▶ **Exercise instructions**
Restate the records below word for word.
======== Exercise materials
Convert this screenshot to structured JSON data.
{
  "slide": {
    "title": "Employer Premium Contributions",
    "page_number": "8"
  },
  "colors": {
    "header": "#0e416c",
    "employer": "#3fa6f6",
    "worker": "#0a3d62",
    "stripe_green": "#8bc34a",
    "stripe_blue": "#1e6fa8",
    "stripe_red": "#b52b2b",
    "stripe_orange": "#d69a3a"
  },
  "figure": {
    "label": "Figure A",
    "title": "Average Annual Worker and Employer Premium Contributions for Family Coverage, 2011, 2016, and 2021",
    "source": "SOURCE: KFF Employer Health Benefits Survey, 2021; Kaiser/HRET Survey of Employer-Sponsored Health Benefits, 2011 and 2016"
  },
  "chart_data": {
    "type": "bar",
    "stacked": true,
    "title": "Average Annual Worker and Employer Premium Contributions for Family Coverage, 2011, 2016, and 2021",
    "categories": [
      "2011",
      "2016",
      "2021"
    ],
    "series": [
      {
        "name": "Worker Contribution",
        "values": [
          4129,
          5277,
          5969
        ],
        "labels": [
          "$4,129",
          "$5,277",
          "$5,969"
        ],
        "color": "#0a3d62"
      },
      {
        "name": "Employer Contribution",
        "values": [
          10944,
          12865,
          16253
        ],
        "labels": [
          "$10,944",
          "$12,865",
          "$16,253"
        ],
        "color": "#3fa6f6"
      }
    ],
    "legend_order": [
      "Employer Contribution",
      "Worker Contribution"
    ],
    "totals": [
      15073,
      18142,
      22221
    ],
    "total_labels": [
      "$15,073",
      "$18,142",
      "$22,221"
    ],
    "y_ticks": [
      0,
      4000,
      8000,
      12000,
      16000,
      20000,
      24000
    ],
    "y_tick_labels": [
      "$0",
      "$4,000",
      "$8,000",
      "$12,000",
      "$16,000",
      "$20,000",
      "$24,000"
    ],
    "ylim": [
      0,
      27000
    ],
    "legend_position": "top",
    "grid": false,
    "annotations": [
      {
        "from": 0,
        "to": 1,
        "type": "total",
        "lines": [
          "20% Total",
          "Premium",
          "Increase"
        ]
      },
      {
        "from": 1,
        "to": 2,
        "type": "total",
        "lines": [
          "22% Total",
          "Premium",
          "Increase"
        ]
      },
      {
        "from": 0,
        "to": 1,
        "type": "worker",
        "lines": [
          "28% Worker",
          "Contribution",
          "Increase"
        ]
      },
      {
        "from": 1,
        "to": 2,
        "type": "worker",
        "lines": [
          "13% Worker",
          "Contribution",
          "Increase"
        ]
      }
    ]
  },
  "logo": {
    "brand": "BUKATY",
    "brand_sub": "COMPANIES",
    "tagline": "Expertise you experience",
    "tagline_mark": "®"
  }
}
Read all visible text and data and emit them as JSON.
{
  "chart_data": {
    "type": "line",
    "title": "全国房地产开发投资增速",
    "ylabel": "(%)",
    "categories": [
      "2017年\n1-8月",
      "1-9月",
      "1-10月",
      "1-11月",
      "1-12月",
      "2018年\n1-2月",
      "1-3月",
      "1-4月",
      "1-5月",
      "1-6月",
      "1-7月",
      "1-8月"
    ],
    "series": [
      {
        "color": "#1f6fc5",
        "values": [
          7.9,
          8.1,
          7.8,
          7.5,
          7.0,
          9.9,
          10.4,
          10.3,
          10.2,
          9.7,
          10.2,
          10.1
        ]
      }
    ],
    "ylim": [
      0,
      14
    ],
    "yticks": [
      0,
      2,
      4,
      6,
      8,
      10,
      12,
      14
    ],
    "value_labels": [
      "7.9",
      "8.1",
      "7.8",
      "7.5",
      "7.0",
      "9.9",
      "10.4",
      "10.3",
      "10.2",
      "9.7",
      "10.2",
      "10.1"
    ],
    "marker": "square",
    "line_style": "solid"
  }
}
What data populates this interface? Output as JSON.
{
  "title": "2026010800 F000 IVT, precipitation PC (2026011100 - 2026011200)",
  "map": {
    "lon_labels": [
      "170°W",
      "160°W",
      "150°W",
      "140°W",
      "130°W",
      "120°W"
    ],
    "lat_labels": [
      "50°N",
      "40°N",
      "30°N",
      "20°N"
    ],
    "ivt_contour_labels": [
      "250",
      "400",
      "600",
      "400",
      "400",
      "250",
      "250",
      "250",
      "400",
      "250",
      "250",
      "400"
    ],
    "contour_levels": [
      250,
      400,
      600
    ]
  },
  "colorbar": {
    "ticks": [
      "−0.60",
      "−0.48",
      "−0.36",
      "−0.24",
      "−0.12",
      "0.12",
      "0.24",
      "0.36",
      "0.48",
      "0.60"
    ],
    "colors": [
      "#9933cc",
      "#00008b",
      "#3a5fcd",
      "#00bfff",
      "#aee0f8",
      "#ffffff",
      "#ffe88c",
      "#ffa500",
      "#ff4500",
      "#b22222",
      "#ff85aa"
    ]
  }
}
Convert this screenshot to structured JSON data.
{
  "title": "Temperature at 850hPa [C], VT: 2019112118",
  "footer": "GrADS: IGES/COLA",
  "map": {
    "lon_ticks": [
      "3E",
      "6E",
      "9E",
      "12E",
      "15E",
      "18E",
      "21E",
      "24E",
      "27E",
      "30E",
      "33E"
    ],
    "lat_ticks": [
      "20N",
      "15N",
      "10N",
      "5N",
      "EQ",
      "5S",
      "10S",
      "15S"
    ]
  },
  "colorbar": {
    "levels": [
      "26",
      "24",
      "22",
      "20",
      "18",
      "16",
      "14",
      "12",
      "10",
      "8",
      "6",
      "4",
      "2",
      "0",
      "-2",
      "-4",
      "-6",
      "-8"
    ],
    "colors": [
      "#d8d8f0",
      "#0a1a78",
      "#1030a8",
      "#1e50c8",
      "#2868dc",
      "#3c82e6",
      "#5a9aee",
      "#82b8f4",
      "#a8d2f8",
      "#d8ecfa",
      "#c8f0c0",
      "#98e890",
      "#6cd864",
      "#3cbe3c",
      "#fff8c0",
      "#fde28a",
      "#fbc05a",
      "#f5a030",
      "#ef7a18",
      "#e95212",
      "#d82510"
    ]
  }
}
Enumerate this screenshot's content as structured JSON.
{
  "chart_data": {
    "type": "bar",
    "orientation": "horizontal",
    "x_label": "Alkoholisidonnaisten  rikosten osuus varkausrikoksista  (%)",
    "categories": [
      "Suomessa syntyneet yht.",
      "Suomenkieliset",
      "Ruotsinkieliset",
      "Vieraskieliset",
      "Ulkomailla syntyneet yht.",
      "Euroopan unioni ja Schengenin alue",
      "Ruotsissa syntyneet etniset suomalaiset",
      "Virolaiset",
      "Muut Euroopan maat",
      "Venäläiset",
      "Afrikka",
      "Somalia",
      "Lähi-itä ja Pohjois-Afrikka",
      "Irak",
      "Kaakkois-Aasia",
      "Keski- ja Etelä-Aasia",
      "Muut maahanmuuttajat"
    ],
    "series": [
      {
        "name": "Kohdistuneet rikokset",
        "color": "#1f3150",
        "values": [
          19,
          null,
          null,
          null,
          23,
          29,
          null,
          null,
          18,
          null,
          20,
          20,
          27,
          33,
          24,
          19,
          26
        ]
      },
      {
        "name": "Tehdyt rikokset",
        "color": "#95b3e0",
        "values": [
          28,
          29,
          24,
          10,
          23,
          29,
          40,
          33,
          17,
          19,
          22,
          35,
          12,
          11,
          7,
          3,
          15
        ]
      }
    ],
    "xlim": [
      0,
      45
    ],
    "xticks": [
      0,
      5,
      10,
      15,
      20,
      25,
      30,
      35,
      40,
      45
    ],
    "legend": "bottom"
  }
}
================
▶ **Exercise response**
Convert this screenshot to structured JSON data.
{
  "slide": {
    "title": "Employer Premium Contributions",
    "page_number": "8"
  },
  "colors": {
    "header": "#0e416c",
    "employer": "#3fa6f6",
    "worker": "#0a3d62",
    "stripe_green": "#8bc34a",
    "stripe_blue": "#1e6fa8",
    "stripe_red": "#b52b2b",
    "stripe_orange": "#d69a3a"
  },
  "figure": {
    "label": "Figure A",
    "title": "Average Annual Worker and Employer Premium Contributions for Family Coverage, 2011, 2016, and 2021",
    "source": "SOURCE: KFF Employer Health Benefits Survey, 2021; Kaiser/HRET Survey of Employer-Sponsored Health Benefits, 2011 and 2016"
  },
  "chart_data": {
    "type": "bar",
    "stacked": true,
    "title": "Average Annual Worker and Employer Premium Contributions for Family Coverage, 2011, 2016, and 2021",
    "categories": [
      "2011",
      "2016",
      "2021"
    ],
    "series": [
      {
        "name": "Worker Contribution",
        "values": [
          4129,
          5277,
          5969
        ],
        "labels": [
          "$4,129",
          "$5,277",
          "$5,969"
        ],
        "color": "#0a3d62"
      },
      {
        "name": "Employer Contribution",
        "values": [
          10944,
          12865,
          16253
        ],
        "labels": [
          "$10,944",
          "$12,865",
          "$16,253"
        ],
        "color": "#3fa6f6"
      }
    ],
    "legend_order": [
      "Employer Contribution",
      "Worker Contribution"
    ],
    "totals": [
      15073,
      18142,
      22221
    ],
    "total_labels": [
      "$15,073",
      "$18,142",
      "$22,221"
    ],
    "y_ticks": [
      0,
      4000,
      8000,
      12000,
      16000,
      20000,
      24000
    ],
    "y_tick_labels": [
      "$0",
      "$4,000",
      "$8,000",
      "$12,000",
      "$16,000",
      "$20,000",
      "$24,000"
    ],
    "ylim": [
      0,
      27000
    ],
    "legend_position": "top",
    "grid": false,
    "annotations": [
      {
        "from": 0,
        "to": 1,
        "type": "total",
        "lines": [
          "20% Total",
          "Premium",
          "Increase"
        ]
      },
      {
        "from": 1,
        "to": 2,
        "type": "total",
        "lines": [
          "22% Total",
          "Premium",
          "Increase"
        ]
      },
      {
        "from": 0,
        "to": 1,
        "type": "worker",
        "lines": [
          "28% Worker",
          "Contribution",
          "Increase"
        ]
      },
      {
        "from": 1,
        "to": 2,
        "type": "worker",
        "lines": [
          "13% Worker",
          "Contribution",
          "Increase"
        ]
      }
    ]
  },
  "logo": {
    "brand": "BUKATY",
    "brand_sub": "COMPANIES",
    "tagline": "Expertise you experience",
    "tagline_mark": "®"
  }
}
Read all visible text and data and emit them as JSON.
{
  "chart_data": {
    "type": "line",
    "title": "全国房地产开发投资增速",
    "ylabel": "(%)",
    "categories": [
      "2017年\n1-8月",
      "1-9月",
      "1-10月",
      "1-11月",
      "1-12月",
      "2018年\n1-2月",
      "1-3月",
      "1-4月",
      "1-5月",
      "1-6月",
      "1-7月",
      "1-8月"
    ],
    "series": [
      {
        "color": "#1f6fc5",
        "values": [
          7.9,
          8.1,
          7.8,
          7.5,
          7.0,
          9.9,
          10.4,
          10.3,
          10.2,
          9.7,
          10.2,
          10.1
        ]
      }
    ],
    "ylim": [
      0,
      14
    ],
    "yticks": [
      0,
      2,
      4,
      6,
      8,
      10,
      12,
      14
    ],
    "value_labels": [
      "7.9",
      "8.1",
      "7.8",
      "7.5",
      "7.0",
      "9.9",
      "10.4",
      "10.3",
      "10.2",
      "9.7",
      "10.2",
      "10.1"
    ],
    "marker": "square",
    "line_style": "solid"
  }
}
What data populates this interface? Output as JSON.
{
  "title": "2026010800 F000 IVT, precipitation PC (2026011100 - 2026011200)",
  "map": {
    "lon_labels": [
      "170°W",
      "160°W",
      "150°W",
      "140°W",
      "130°W",
      "120°W"
    ],
    "lat_labels": [
      "50°N",
      "40°N",
      "30°N",
      "20°N"
    ],
    "ivt_contour_labels": [
      "250",
      "400",
      "600",
      "400",
      "400",
      "250",
      "250",
      "250",
      "400",
      "250",
      "250",
      "400"
    ],
    "contour_levels": [
      250,
      400,
      600
    ]
  },
  "colorbar": {
    "ticks": [
      "−0.60",
      "−0.48",
      "−0.36",
      "−0.24",
      "−0.12",
      "0.12",
      "0.24",
      "0.36",
      "0.48",
      "0.60"
    ],
    "colors": [
      "#9933cc",
      "#00008b",
      "#3a5fcd",
      "#00bfff",
      "#aee0f8",
      "#ffffff",
      "#ffe88c",
      "#ffa500",
      "#ff4500",
      "#b22222",
      "#ff85aa"
    ]
  }
}
Convert this screenshot to structured JSON data.
{
  "title": "Temperature at 850hPa [C], VT: 2019112118",
  "footer": "GrADS: IGES/COLA",
  "map": {
    "lon_ticks": [
      "3E",
      "6E",
      "9E",
      "12E",
      "15E",
      "18E",
      "21E",
      "24E",
      "27E",
      "30E",
      "33E"
    ],
    "lat_ticks": [
      "20N",
      "15N",
      "10N",
      "5N",
      "EQ",
      "5S",
      "10S",
      "15S"
    ]
  },
  "colorbar": {
    "levels": [
      "26",
      "24",
      "22",
      "20",
      "18",
      "16",
      "14",
      "12",
      "10",
      "8",
      "6",
      "4",
      "2",
      "0",
      "-2",
      "-4",
      "-6",
      "-8"
    ],
    "colors": [
      "#d8d8f0",
      "#0a1a78",
      "#1030a8",
      "#1e50c8",
      "#2868dc",
      "#3c82e6",
      "#5a9aee",
      "#82b8f4",
      "#a8d2f8",
      "#d8ecfa",
      "#c8f0c0",
      "#98e890",
      "#6cd864",
      "#3cbe3c",
      "#fff8c0",
      "#fde28a",
      "#fbc05a",
      "#f5a030",
      "#ef7a18",
      "#e95212",
      "#d82510"
    ]
  }
}
Enumerate this screenshot's content as structured JSON.
{
  "chart_data": {
    "type": "bar",
    "orientation": "horizontal",
    "x_label": "Alkoholisidonnaisten  rikosten osuus varkausrikoksista  (%)",
    "categories": [
      "Suomessa syntyneet yht.",
      "Suomenkieliset",
      "Ruotsinkieliset",
      "Vieraskieliset",
      "Ulkomailla syntyneet yht.",
      "Euroopan unioni ja Schengenin alue",
      "Ruotsissa syntyneet etniset suomalaiset",
      "Virolaiset",
      "Muut Euroopan maat",
      "Venäläiset",
      "Afrikka",
      "Somalia",
      "Lähi-itä ja Pohjois-Afrikka",
      "Irak",
      "Kaakkois-Aasia",
      "Keski- ja Etelä-Aasia",
      "Muut maahanmuuttajat"
    ],
    "series": [
      {
        "name": "Kohdistuneet rikokset",
        "color": "#1f3150",
        "values": [
          19,
          null,
          null,
          null,
          23,
          29,
          null,
          null,
          18,
          null,
          20,
          20,
          27,
          33,
          24,
          19,
          26
        ]
      },
      {
        "name": "Tehdyt rikokset",
        "color": "#95b3e0",
        "values": [
          28,
          29,
          24,
          10,
          23,
          29,
          40,
          33,
          17,
          19,
          22,
          35,
          12,
          11,
          7,
          3,
          15
        ]
      }
    ],
    "xlim": [
      0,
      45
    ],
    "xticks": [
      0,
      5,
      10,
      15,
      20,
      25,
      30,
      35,
      40,
      45
    ],
    "legend": "bottom"
  }
}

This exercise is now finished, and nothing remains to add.